EXERCISE PROMPT:
Pictures aside, quote the whole listing exactly.

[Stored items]
_____
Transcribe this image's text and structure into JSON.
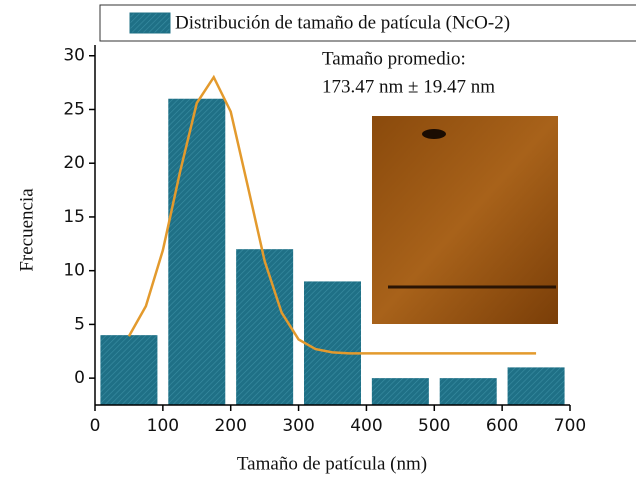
{
  "chart_data": {
    "type": "histogram",
    "legend_label": "Distribución de tamaño de patícula (NcO-2)",
    "annotation_lines": [
      "Tamaño promedio:",
      "173.47 nm ± 19.47 nm"
    ],
    "xlabel": "Tamaño de patícula  (nm)",
    "ylabel": "Frecuencia",
    "bins": [
      0,
      100,
      200,
      300,
      400,
      500,
      600,
      700
    ],
    "values": [
      4,
      26,
      12,
      9,
      0,
      0,
      1
    ],
    "color": "#1f7086",
    "fit_curve": {
      "color": "#e39a2d",
      "x": [
        50,
        75,
        100,
        125,
        150,
        175,
        200,
        225,
        250,
        275,
        300,
        325,
        350,
        375,
        400,
        425,
        450,
        475,
        500,
        525,
        550,
        575,
        600,
        625,
        650
      ],
      "values": [
        3.9,
        6.7,
        11.9,
        19.1,
        25.6,
        28.0,
        24.8,
        17.9,
        10.9,
        6.1,
        3.6,
        2.7,
        2.4,
        2.3,
        2.3,
        2.3,
        2.3,
        2.3,
        2.3,
        2.3,
        2.3,
        2.3,
        2.3,
        2.3,
        2.3
      ]
    },
    "xlim": [
      0,
      700
    ],
    "xticks": [
      0,
      100,
      200,
      300,
      400,
      500,
      600,
      700
    ],
    "ylim": [
      -2.5,
      31
    ],
    "yticks": [
      0,
      5,
      10,
      15,
      20,
      25,
      30
    ]
  }
}
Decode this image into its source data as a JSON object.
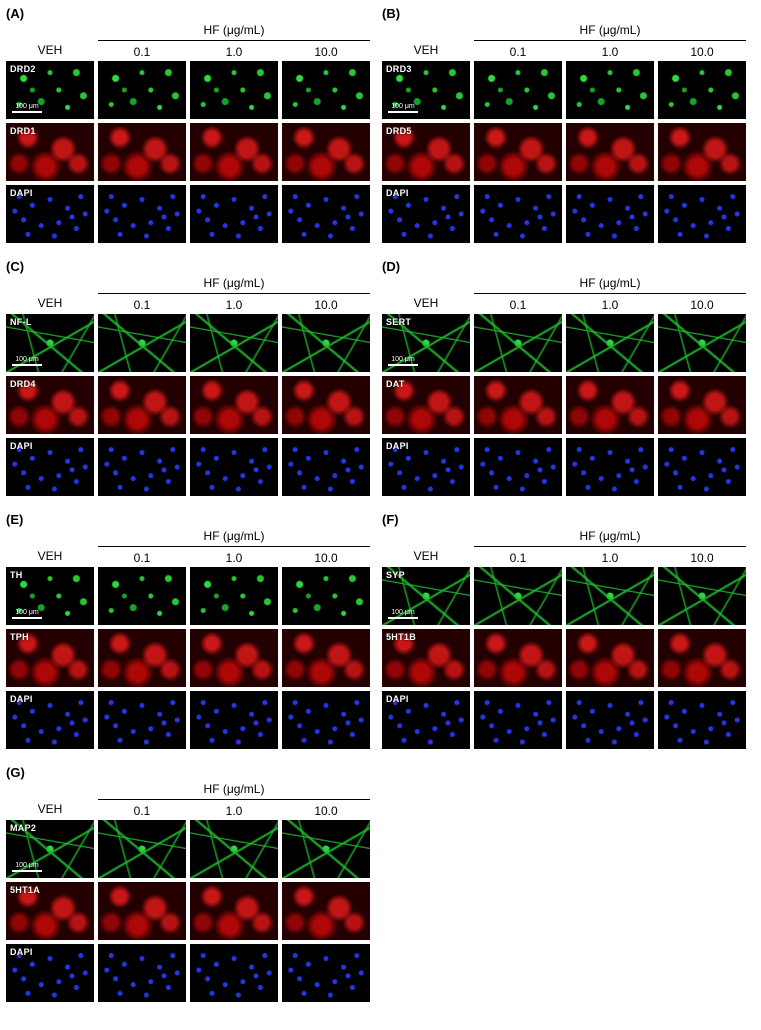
{
  "figure": {
    "background_color": "#ffffff",
    "text_color": "#000000",
    "micro_background": "#000000",
    "micro_label_color": "#ffffff",
    "scale_bar_color": "#ffffff",
    "font_family": "Arial",
    "panel_letter_fontsize_pt": 10,
    "header_fontsize_pt": 9,
    "micro_label_fontsize_pt": 7,
    "scale_text_fontsize_pt": 5,
    "colors": {
      "green": "#2fe83f",
      "red": "#ff1e1e",
      "blue": "#2a3cff"
    },
    "hf_header": "HF (μg/mL)",
    "veh_label": "VEH",
    "doses": [
      "0.1",
      "1.0",
      "10.0"
    ],
    "scale_label": "100 μm",
    "panels": [
      {
        "letter": "(A)",
        "position": "left",
        "rows": [
          {
            "label": "DRD2",
            "channel": "green",
            "style": "green",
            "scale": true
          },
          {
            "label": "DRD1",
            "channel": "red",
            "style": "red"
          },
          {
            "label": "DAPI",
            "channel": "blue",
            "style": "blue"
          }
        ]
      },
      {
        "letter": "(B)",
        "position": "right",
        "rows": [
          {
            "label": "DRD3",
            "channel": "green",
            "style": "green",
            "scale": true
          },
          {
            "label": "DRD5",
            "channel": "red",
            "style": "red"
          },
          {
            "label": "DAPI",
            "channel": "blue",
            "style": "blue"
          }
        ]
      },
      {
        "letter": "(C)",
        "position": "left",
        "rows": [
          {
            "label": "NF-L",
            "channel": "green",
            "style": "green-fiber",
            "scale": true
          },
          {
            "label": "DRD4",
            "channel": "red",
            "style": "red"
          },
          {
            "label": "DAPI",
            "channel": "blue",
            "style": "blue"
          }
        ]
      },
      {
        "letter": "(D)",
        "position": "right",
        "rows": [
          {
            "label": "SERT",
            "channel": "green",
            "style": "green-fiber",
            "scale": true
          },
          {
            "label": "DAT",
            "channel": "red",
            "style": "red"
          },
          {
            "label": "DAPI",
            "channel": "blue",
            "style": "blue"
          }
        ]
      },
      {
        "letter": "(E)",
        "position": "left",
        "rows": [
          {
            "label": "TH",
            "channel": "green",
            "style": "green",
            "scale": true
          },
          {
            "label": "TPH",
            "channel": "red",
            "style": "red"
          },
          {
            "label": "DAPI",
            "channel": "blue",
            "style": "blue"
          }
        ]
      },
      {
        "letter": "(F)",
        "position": "right",
        "rows": [
          {
            "label": "SYP",
            "channel": "green",
            "style": "green-fiber",
            "scale": true
          },
          {
            "label": "5HT1B",
            "channel": "red",
            "style": "red"
          },
          {
            "label": "DAPI",
            "channel": "blue",
            "style": "blue"
          }
        ]
      },
      {
        "letter": "(G)",
        "position": "left",
        "rows": [
          {
            "label": "MAP2",
            "channel": "green",
            "style": "green-fiber",
            "scale": true
          },
          {
            "label": "5HT1A",
            "channel": "red",
            "style": "red"
          },
          {
            "label": "DAPI",
            "channel": "blue",
            "style": "blue"
          }
        ]
      }
    ]
  }
}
_____
FINISHED TASK:
Transcribe this image's text and structure into JSON.
{
  "chart_data": {
    "type": "histogram",
    "legend_label": "Distribución de tamaño de patícula (NcO-2)",
    "annotation_lines": [
      "Tamaño promedio:",
      "173.47 nm ± 19.47 nm"
    ],
    "xlabel": "Tamaño de patícula  (nm)",
    "ylabel": "Frecuencia",
    "bins": [
      0,
      100,
      200,
      300,
      400,
      500,
      600,
      700
    ],
    "values": [
      4,
      26,
      12,
      9,
      0,
      0,
      1
    ],
    "color": "#1f7086",
    "fit_curve": {
      "color": "#e39a2d",
      "x": [
        50,
        75,
        100,
        125,
        150,
        175,
        200,
        225,
        250,
        275,
        300,
        325,
        350,
        375,
        400,
        425,
        450,
        475,
        500,
        525,
        550,
        575,
        600,
        625,
        650
      ],
      "values": [
        3.9,
        6.7,
        11.9,
        19.1,
        25.6,
        28.0,
        24.8,
        17.9,
        10.9,
        6.1,
        3.6,
        2.7,
        2.4,
        2.3,
        2.3,
        2.3,
        2.3,
        2.3,
        2.3,
        2.3,
        2.3,
        2.3,
        2.3,
        2.3,
        2.3
      ]
    },
    "xlim": [
      0,
      700
    ],
    "xticks": [
      0,
      100,
      200,
      300,
      400,
      500,
      600,
      700
    ],
    "ylim": [
      -2.5,
      31
    ],
    "yticks": [
      0,
      5,
      10,
      15,
      20,
      25,
      30
    ]
  }
}
Decode this image into its source data as a JSON object.
{
  "figure": {
    "background_color": "#ffffff",
    "text_color": "#000000",
    "micro_background": "#000000",
    "micro_label_color": "#ffffff",
    "scale_bar_color": "#ffffff",
    "font_family": "Arial",
    "panel_letter_fontsize_pt": 10,
    "header_fontsize_pt": 9,
    "micro_label_fontsize_pt": 7,
    "scale_text_fontsize_pt": 5,
    "colors": {
      "green": "#2fe83f",
      "red": "#ff1e1e",
      "blue": "#2a3cff"
    },
    "hf_header": "HF (μg/mL)",
    "veh_label": "VEH",
    "doses": [
      "0.1",
      "1.0",
      "10.0"
    ],
    "scale_label": "100 μm",
    "panels": [
      {
        "letter": "(A)",
        "position": "left",
        "rows": [
          {
            "label": "DRD2",
            "channel": "green",
            "style": "green",
            "scale": true
          },
          {
            "label": "DRD1",
            "channel": "red",
            "style": "red"
          },
          {
            "label": "DAPI",
            "channel": "blue",
            "style": "blue"
          }
        ]
      },
      {
        "letter": "(B)",
        "position": "right",
        "rows": [
          {
            "label": "DRD3",
            "channel": "green",
            "style": "green",
            "scale": true
          },
          {
            "label": "DRD5",
            "channel": "red",
            "style": "red"
          },
          {
            "label": "DAPI",
            "channel": "blue",
            "style": "blue"
          }
        ]
      },
      {
        "letter": "(C)",
        "position": "left",
        "rows": [
          {
            "label": "NF-L",
            "channel": "green",
            "style": "green-fiber",
            "scale": true
          },
          {
            "label": "DRD4",
            "channel": "red",
            "style": "red"
          },
          {
            "label": "DAPI",
            "channel": "blue",
            "style": "blue"
          }
        ]
      },
      {
        "letter": "(D)",
        "position": "right",
        "rows": [
          {
            "label": "SERT",
            "channel": "green",
            "style": "green-fiber",
            "scale": true
          },
          {
            "label": "DAT",
            "channel": "red",
            "style": "red"
          },
          {
            "label": "DAPI",
            "channel": "blue",
            "style": "blue"
          }
        ]
      },
      {
        "letter": "(E)",
        "position": "left",
        "rows": [
          {
            "label": "TH",
            "channel": "green",
            "style": "green",
            "scale": true
          },
          {
            "label": "TPH",
            "channel": "red",
            "style": "red"
          },
          {
            "label": "DAPI",
            "channel": "blue",
            "style": "blue"
          }
        ]
      },
      {
        "letter": "(F)",
        "position": "right",
        "rows": [
          {
            "label": "SYP",
            "channel": "green",
            "style": "green-fiber",
            "scale": true
          },
          {
            "label": "5HT1B",
            "channel": "red",
            "style": "red"
          },
          {
            "label": "DAPI",
            "channel": "blue",
            "style": "blue"
          }
        ]
      },
      {
        "letter": "(G)",
        "position": "left",
        "rows": [
          {
            "label": "MAP2",
            "channel": "green",
            "style": "green-fiber",
            "scale": true
          },
          {
            "label": "5HT1A",
            "channel": "red",
            "style": "red"
          },
          {
            "label": "DAPI",
            "channel": "blue",
            "style": "blue"
          }
        ]
      }
    ]
  }
}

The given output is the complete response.